▸ **YOUR TASK**
Return all lines with the word "color" in them.

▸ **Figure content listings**
▶

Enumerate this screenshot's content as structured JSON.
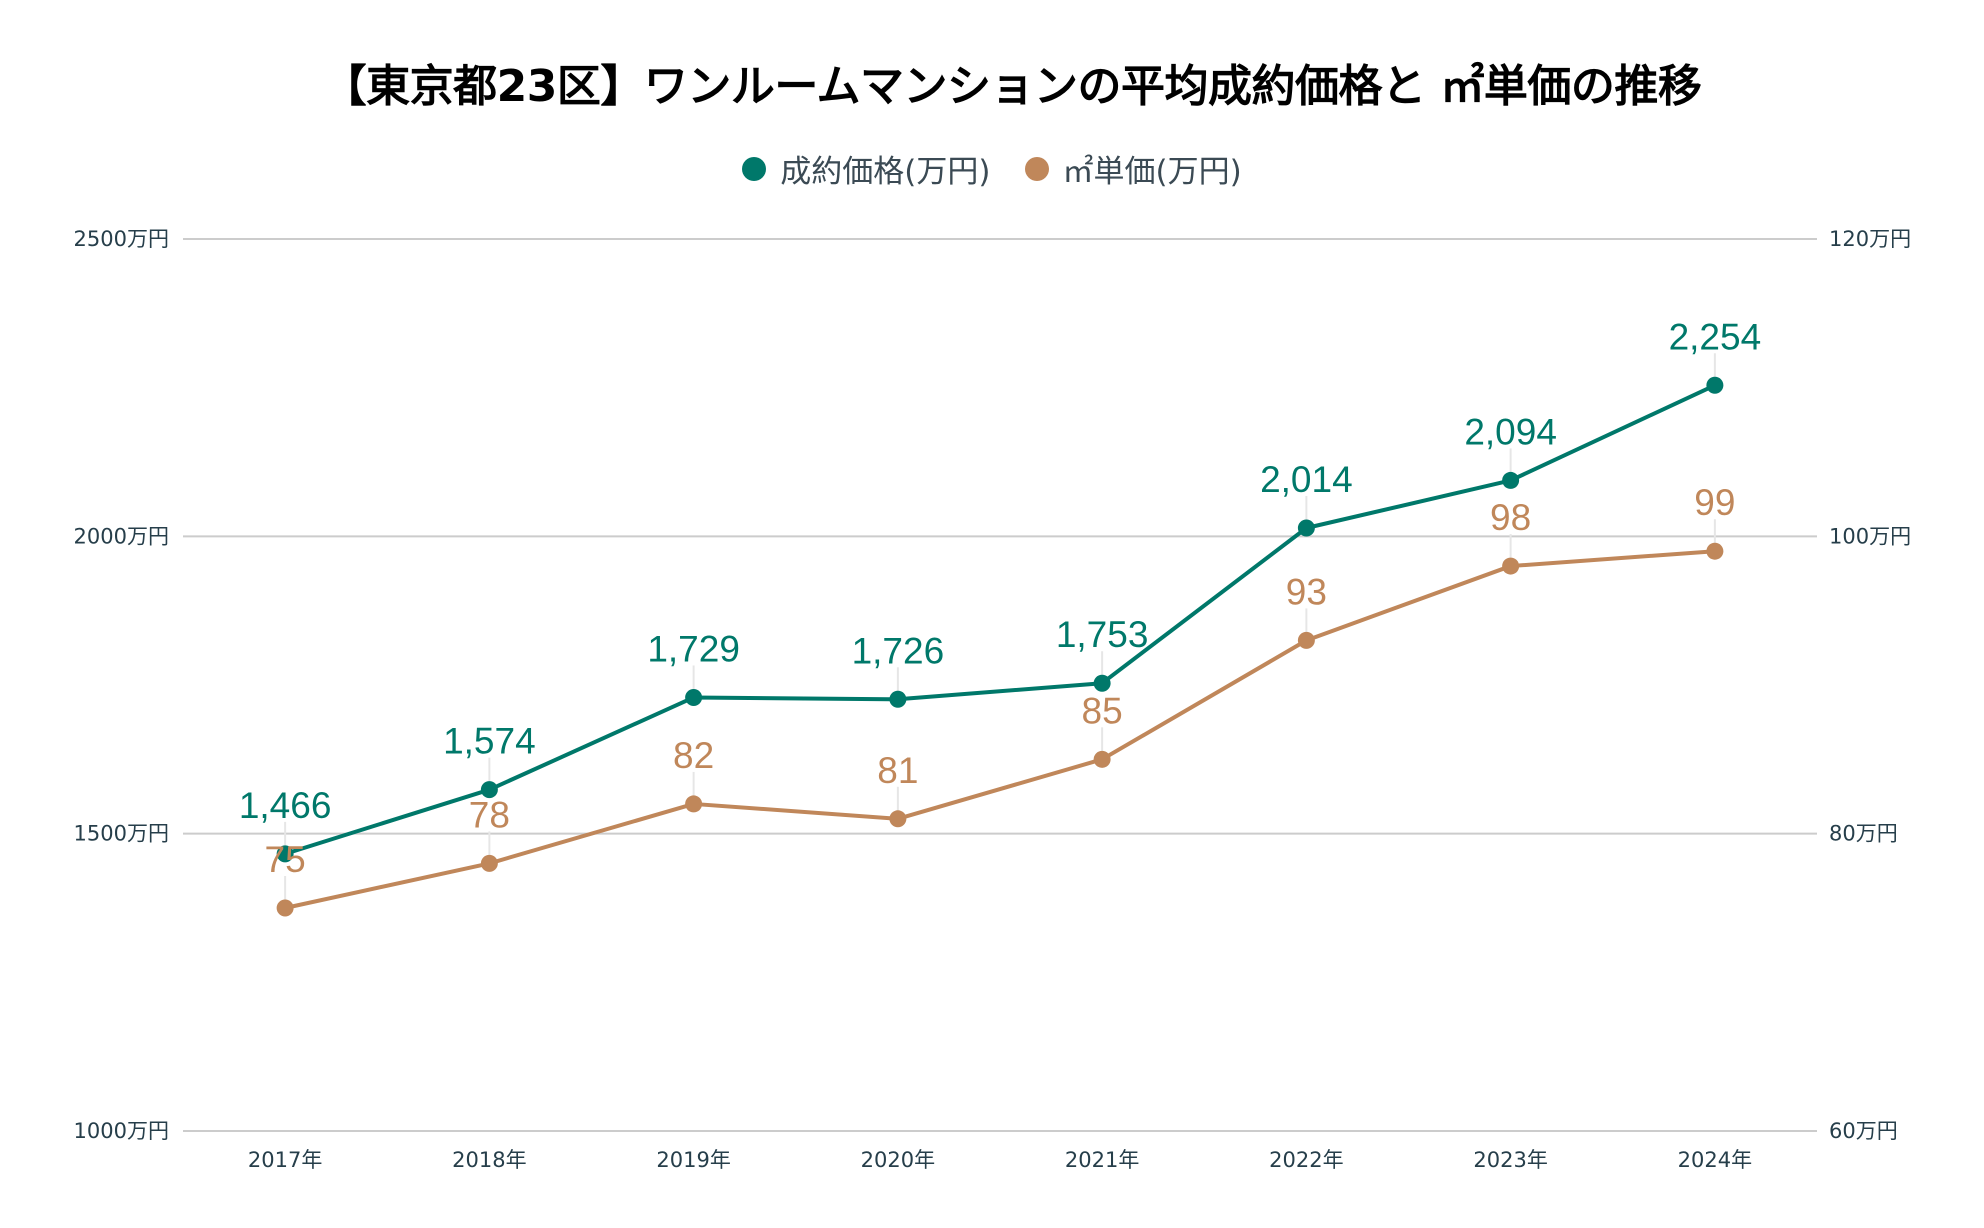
{
  "chart_data": {
    "type": "line",
    "title": "【東京都23区】ワンルームマンションの平均成約価格と ㎡単価の推移",
    "categories": [
      "2017年",
      "2018年",
      "2019年",
      "2020年",
      "2021年",
      "2022年",
      "2023年",
      "2024年"
    ],
    "series": [
      {
        "name": "成約価格(万円)",
        "axis": "left",
        "color": "#00786a",
        "values": [
          1466,
          1574,
          1729,
          1726,
          1753,
          2014,
          2094,
          2254
        ],
        "labels": [
          "1,466",
          "1,574",
          "1,729",
          "1,726",
          "1,753",
          "2,014",
          "2,094",
          "2,254"
        ]
      },
      {
        "name": "㎡単価(万円)",
        "axis": "right",
        "color": "#c0875a",
        "values": [
          75,
          78,
          82,
          81,
          85,
          93,
          98,
          99
        ],
        "labels": [
          "75",
          "78",
          "82",
          "81",
          "85",
          "93",
          "98",
          "99"
        ]
      }
    ],
    "y_left": {
      "ylim": [
        1000,
        2500
      ],
      "ticks": [
        1000,
        1500,
        2000,
        2500
      ],
      "tick_labels": [
        "1000万円",
        "1500万円",
        "2000万円",
        "2500万円"
      ]
    },
    "y_right": {
      "ylim": [
        60,
        120
      ],
      "ticks": [
        60,
        80,
        100,
        120
      ],
      "tick_labels": [
        "60万円",
        "80万円",
        "100万円",
        "120万円"
      ]
    },
    "xlabel": "",
    "ylabel": "",
    "grid": true,
    "legend_position": "top-center",
    "data_labels": true
  }
}
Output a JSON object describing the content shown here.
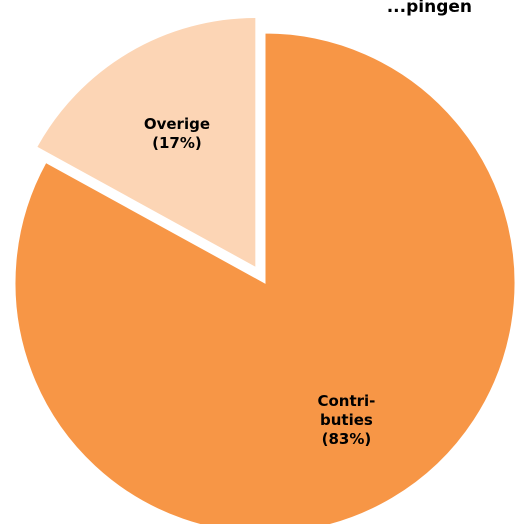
{
  "chart_data": {
    "type": "pie",
    "title_fragment": "...pingen",
    "slices": [
      {
        "category": "Contributies",
        "label_lines": [
          "Contri-",
          "buties"
        ],
        "percent_label": "(83%)",
        "value": 83,
        "color": "#F79646",
        "exploded": false
      },
      {
        "category": "Overige",
        "label_lines": [
          "Overige"
        ],
        "percent_label": "(17%)",
        "value": 17,
        "color": "#FCD5B5",
        "exploded": true
      }
    ],
    "start_angle_deg": 0,
    "direction": "clockwise",
    "legend": "none"
  }
}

◀

▸ **CORRECT OUTPUT**
        "color": "#00786a",
        "color": "#c0875a",
        "color": "#F79646",
        "color": "#FCD5B5",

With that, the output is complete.